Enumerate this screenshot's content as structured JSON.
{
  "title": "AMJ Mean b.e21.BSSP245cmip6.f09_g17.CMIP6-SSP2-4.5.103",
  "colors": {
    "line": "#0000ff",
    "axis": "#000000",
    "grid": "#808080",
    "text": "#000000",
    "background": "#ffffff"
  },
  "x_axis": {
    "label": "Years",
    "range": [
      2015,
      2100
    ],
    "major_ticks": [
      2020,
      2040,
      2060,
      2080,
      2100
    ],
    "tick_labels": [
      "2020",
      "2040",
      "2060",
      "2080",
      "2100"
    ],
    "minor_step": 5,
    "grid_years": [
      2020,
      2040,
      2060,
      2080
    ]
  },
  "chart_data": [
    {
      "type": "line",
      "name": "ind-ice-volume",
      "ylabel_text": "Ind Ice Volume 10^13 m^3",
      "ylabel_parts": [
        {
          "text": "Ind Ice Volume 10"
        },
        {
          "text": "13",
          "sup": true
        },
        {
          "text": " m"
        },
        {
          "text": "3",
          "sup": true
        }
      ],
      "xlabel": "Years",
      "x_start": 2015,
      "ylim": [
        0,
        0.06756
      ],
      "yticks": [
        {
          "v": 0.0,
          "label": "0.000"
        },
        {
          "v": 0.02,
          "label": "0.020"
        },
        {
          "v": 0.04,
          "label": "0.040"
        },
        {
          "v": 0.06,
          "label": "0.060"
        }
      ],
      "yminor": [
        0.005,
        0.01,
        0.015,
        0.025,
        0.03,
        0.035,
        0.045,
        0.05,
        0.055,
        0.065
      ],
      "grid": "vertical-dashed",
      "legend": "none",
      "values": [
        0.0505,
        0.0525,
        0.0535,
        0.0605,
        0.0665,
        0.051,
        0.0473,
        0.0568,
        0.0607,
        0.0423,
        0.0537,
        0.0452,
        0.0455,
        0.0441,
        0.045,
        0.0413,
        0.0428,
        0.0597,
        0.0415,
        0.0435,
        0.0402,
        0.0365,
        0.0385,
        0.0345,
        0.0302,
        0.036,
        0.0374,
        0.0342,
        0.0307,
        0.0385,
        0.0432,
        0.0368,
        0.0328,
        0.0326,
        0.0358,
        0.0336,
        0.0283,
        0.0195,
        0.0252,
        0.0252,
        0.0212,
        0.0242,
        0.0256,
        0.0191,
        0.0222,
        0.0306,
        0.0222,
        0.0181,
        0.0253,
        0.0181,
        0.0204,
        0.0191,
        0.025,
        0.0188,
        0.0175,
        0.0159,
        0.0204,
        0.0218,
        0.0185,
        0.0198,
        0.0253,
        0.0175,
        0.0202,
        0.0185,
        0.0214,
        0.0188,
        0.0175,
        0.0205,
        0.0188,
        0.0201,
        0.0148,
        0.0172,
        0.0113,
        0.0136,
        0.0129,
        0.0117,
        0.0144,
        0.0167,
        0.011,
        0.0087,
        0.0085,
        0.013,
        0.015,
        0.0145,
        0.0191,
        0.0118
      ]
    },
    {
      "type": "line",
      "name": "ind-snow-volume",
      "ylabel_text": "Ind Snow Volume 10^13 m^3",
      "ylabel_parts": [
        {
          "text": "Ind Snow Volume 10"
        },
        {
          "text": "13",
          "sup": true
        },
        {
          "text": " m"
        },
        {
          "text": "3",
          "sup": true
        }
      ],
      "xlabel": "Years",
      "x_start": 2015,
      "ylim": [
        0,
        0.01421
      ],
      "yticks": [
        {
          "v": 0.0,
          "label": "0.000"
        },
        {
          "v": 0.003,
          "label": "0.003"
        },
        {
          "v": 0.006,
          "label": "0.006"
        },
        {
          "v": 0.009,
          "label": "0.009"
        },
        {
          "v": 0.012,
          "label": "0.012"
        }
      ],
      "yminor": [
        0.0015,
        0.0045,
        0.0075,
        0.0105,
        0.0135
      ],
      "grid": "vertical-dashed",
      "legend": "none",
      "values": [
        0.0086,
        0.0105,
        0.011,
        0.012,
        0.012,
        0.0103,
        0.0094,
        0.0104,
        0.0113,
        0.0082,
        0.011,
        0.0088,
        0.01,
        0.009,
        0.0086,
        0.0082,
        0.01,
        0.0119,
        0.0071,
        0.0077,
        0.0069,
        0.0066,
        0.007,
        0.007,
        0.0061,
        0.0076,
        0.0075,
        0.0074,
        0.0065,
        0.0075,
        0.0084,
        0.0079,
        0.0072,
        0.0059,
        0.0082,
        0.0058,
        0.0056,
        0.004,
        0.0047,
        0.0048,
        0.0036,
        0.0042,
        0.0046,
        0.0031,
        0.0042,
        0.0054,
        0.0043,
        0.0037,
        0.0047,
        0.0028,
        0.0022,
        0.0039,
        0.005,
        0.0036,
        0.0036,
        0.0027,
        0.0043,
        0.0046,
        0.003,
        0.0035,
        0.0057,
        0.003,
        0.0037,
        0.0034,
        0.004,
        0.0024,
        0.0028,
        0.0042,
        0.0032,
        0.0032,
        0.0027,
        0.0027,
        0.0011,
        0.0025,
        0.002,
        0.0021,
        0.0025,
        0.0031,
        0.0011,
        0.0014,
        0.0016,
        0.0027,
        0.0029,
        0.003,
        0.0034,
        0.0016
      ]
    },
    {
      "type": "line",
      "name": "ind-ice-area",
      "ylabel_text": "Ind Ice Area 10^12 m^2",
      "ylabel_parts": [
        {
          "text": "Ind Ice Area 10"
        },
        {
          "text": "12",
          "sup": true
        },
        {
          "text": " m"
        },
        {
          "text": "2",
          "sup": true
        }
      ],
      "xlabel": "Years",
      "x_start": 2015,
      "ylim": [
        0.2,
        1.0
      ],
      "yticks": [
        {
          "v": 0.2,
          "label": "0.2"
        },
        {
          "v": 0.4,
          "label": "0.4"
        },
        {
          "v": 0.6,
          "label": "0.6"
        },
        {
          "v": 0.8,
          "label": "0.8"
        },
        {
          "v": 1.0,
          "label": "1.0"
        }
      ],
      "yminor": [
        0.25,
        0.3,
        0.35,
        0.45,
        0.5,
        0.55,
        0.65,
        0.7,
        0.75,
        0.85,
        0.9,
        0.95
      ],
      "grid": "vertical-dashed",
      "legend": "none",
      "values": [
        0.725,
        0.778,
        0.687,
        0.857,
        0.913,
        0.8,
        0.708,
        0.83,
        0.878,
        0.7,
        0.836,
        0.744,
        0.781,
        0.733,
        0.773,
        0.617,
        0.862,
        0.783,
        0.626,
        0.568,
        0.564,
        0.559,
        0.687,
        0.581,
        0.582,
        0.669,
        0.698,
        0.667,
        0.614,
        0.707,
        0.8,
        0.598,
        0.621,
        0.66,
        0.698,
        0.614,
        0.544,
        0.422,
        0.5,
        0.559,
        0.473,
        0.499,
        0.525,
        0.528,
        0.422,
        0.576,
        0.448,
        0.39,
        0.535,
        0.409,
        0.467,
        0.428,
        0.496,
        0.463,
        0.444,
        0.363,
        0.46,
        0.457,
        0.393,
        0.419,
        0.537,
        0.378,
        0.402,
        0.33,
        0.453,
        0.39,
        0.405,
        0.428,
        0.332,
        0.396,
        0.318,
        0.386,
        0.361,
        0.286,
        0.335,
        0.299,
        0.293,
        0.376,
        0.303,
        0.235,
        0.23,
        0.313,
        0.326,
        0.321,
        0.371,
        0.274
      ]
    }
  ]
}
========================
▶ [What you have to do]
Reproduce every line above without error.

▶ [Response to the exercise]
Enumerate this screenshot's content as structured JSON.
{
  "title": "AMJ Mean b.e21.BSSP245cmip6.f09_g17.CMIP6-SSP2-4.5.103",
  "colors": {
    "line": "#0000ff",
    "axis": "#000000",
    "grid": "#808080",
    "text": "#000000",
    "background": "#ffffff"
  },
  "x_axis": {
    "label": "Years",
    "range": [
      2015,
      2100
    ],
    "major_ticks": [
      2020,
      2040,
      2060,
      2080,
      2100
    ],
    "tick_labels": [
      "2020",
      "2040",
      "2060",
      "2080",
      "2100"
    ],
    "minor_step": 5,
    "grid_years": [
      2020,
      2040,
      2060,
      2080
    ]
  },
  "chart_data": [
    {
      "type": "line",
      "name": "ind-ice-volume",
      "ylabel_text": "Ind Ice Volume 10^13 m^3",
      "ylabel_parts": [
        {
          "text": "Ind Ice Volume 10"
        },
        {
          "text": "13",
          "sup": true
        },
        {
          "text": " m"
        },
        {
          "text": "3",
          "sup": true
        }
      ],
      "xlabel": "Years",
      "x_start": 2015,
      "ylim": [
        0,
        0.06756
      ],
      "yticks": [
        {
          "v": 0.0,
          "label": "0.000"
        },
        {
          "v": 0.02,
          "label": "0.020"
        },
        {
          "v": 0.04,
          "label": "0.040"
        },
        {
          "v": 0.06,
          "label": "0.060"
        }
      ],
      "yminor": [
        0.005,
        0.01,
        0.015,
        0.025,
        0.03,
        0.035,
        0.045,
        0.05,
        0.055,
        0.065
      ],
      "grid": "vertical-dashed",
      "legend": "none",
      "values": [
        0.0505,
        0.0525,
        0.0535,
        0.0605,
        0.0665,
        0.051,
        0.0473,
        0.0568,
        0.0607,
        0.0423,
        0.0537,
        0.0452,
        0.0455,
        0.0441,
        0.045,
        0.0413,
        0.0428,
        0.0597,
        0.0415,
        0.0435,
        0.0402,
        0.0365,
        0.0385,
        0.0345,
        0.0302,
        0.036,
        0.0374,
        0.0342,
        0.0307,
        0.0385,
        0.0432,
        0.0368,
        0.0328,
        0.0326,
        0.0358,
        0.0336,
        0.0283,
        0.0195,
        0.0252,
        0.0252,
        0.0212,
        0.0242,
        0.0256,
        0.0191,
        0.0222,
        0.0306,
        0.0222,
        0.0181,
        0.0253,
        0.0181,
        0.0204,
        0.0191,
        0.025,
        0.0188,
        0.0175,
        0.0159,
        0.0204,
        0.0218,
        0.0185,
        0.0198,
        0.0253,
        0.0175,
        0.0202,
        0.0185,
        0.0214,
        0.0188,
        0.0175,
        0.0205,
        0.0188,
        0.0201,
        0.0148,
        0.0172,
        0.0113,
        0.0136,
        0.0129,
        0.0117,
        0.0144,
        0.0167,
        0.011,
        0.0087,
        0.0085,
        0.013,
        0.015,
        0.0145,
        0.0191,
        0.0118
      ]
    },
    {
      "type": "line",
      "name": "ind-snow-volume",
      "ylabel_text": "Ind Snow Volume 10^13 m^3",
      "ylabel_parts": [
        {
          "text": "Ind Snow Volume 10"
        },
        {
          "text": "13",
          "sup": true
        },
        {
          "text": " m"
        },
        {
          "text": "3",
          "sup": true
        }
      ],
      "xlabel": "Years",
      "x_start": 2015,
      "ylim": [
        0,
        0.01421
      ],
      "yticks": [
        {
          "v": 0.0,
          "label": "0.000"
        },
        {
          "v": 0.003,
          "label": "0.003"
        },
        {
          "v": 0.006,
          "label": "0.006"
        },
        {
          "v": 0.009,
          "label": "0.009"
        },
        {
          "v": 0.012,
          "label": "0.012"
        }
      ],
      "yminor": [
        0.0015,
        0.0045,
        0.0075,
        0.0105,
        0.0135
      ],
      "grid": "vertical-dashed",
      "legend": "none",
      "values": [
        0.0086,
        0.0105,
        0.011,
        0.012,
        0.012,
        0.0103,
        0.0094,
        0.0104,
        0.0113,
        0.0082,
        0.011,
        0.0088,
        0.01,
        0.009,
        0.0086,
        0.0082,
        0.01,
        0.0119,
        0.0071,
        0.0077,
        0.0069,
        0.0066,
        0.007,
        0.007,
        0.0061,
        0.0076,
        0.0075,
        0.0074,
        0.0065,
        0.0075,
        0.0084,
        0.0079,
        0.0072,
        0.0059,
        0.0082,
        0.0058,
        0.0056,
        0.004,
        0.0047,
        0.0048,
        0.0036,
        0.0042,
        0.0046,
        0.0031,
        0.0042,
        0.0054,
        0.0043,
        0.0037,
        0.0047,
        0.0028,
        0.0022,
        0.0039,
        0.005,
        0.0036,
        0.0036,
        0.0027,
        0.0043,
        0.0046,
        0.003,
        0.0035,
        0.0057,
        0.003,
        0.0037,
        0.0034,
        0.004,
        0.0024,
        0.0028,
        0.0042,
        0.0032,
        0.0032,
        0.0027,
        0.0027,
        0.0011,
        0.0025,
        0.002,
        0.0021,
        0.0025,
        0.0031,
        0.0011,
        0.0014,
        0.0016,
        0.0027,
        0.0029,
        0.003,
        0.0034,
        0.0016
      ]
    },
    {
      "type": "line",
      "name": "ind-ice-area",
      "ylabel_text": "Ind Ice Area 10^12 m^2",
      "ylabel_parts": [
        {
          "text": "Ind Ice Area 10"
        },
        {
          "text": "12",
          "sup": true
        },
        {
          "text": " m"
        },
        {
          "text": "2",
          "sup": true
        }
      ],
      "xlabel": "Years",
      "x_start": 2015,
      "ylim": [
        0.2,
        1.0
      ],
      "yticks": [
        {
          "v": 0.2,
          "label": "0.2"
        },
        {
          "v": 0.4,
          "label": "0.4"
        },
        {
          "v": 0.6,
          "label": "0.6"
        },
        {
          "v": 0.8,
          "label": "0.8"
        },
        {
          "v": 1.0,
          "label": "1.0"
        }
      ],
      "yminor": [
        0.25,
        0.3,
        0.35,
        0.45,
        0.5,
        0.55,
        0.65,
        0.7,
        0.75,
        0.85,
        0.9,
        0.95
      ],
      "grid": "vertical-dashed",
      "legend": "none",
      "values": [
        0.725,
        0.778,
        0.687,
        0.857,
        0.913,
        0.8,
        0.708,
        0.83,
        0.878,
        0.7,
        0.836,
        0.744,
        0.781,
        0.733,
        0.773,
        0.617,
        0.862,
        0.783,
        0.626,
        0.568,
        0.564,
        0.559,
        0.687,
        0.581,
        0.582,
        0.669,
        0.698,
        0.667,
        0.614,
        0.707,
        0.8,
        0.598,
        0.621,
        0.66,
        0.698,
        0.614,
        0.544,
        0.422,
        0.5,
        0.559,
        0.473,
        0.499,
        0.525,
        0.528,
        0.422,
        0.576,
        0.448,
        0.39,
        0.535,
        0.409,
        0.467,
        0.428,
        0.496,
        0.463,
        0.444,
        0.363,
        0.46,
        0.457,
        0.393,
        0.419,
        0.537,
        0.378,
        0.402,
        0.33,
        0.453,
        0.39,
        0.405,
        0.428,
        0.332,
        0.396,
        0.318,
        0.386,
        0.361,
        0.286,
        0.335,
        0.299,
        0.293,
        0.376,
        0.303,
        0.235,
        0.23,
        0.313,
        0.326,
        0.321,
        0.371,
        0.274
      ]
    }
  ]
}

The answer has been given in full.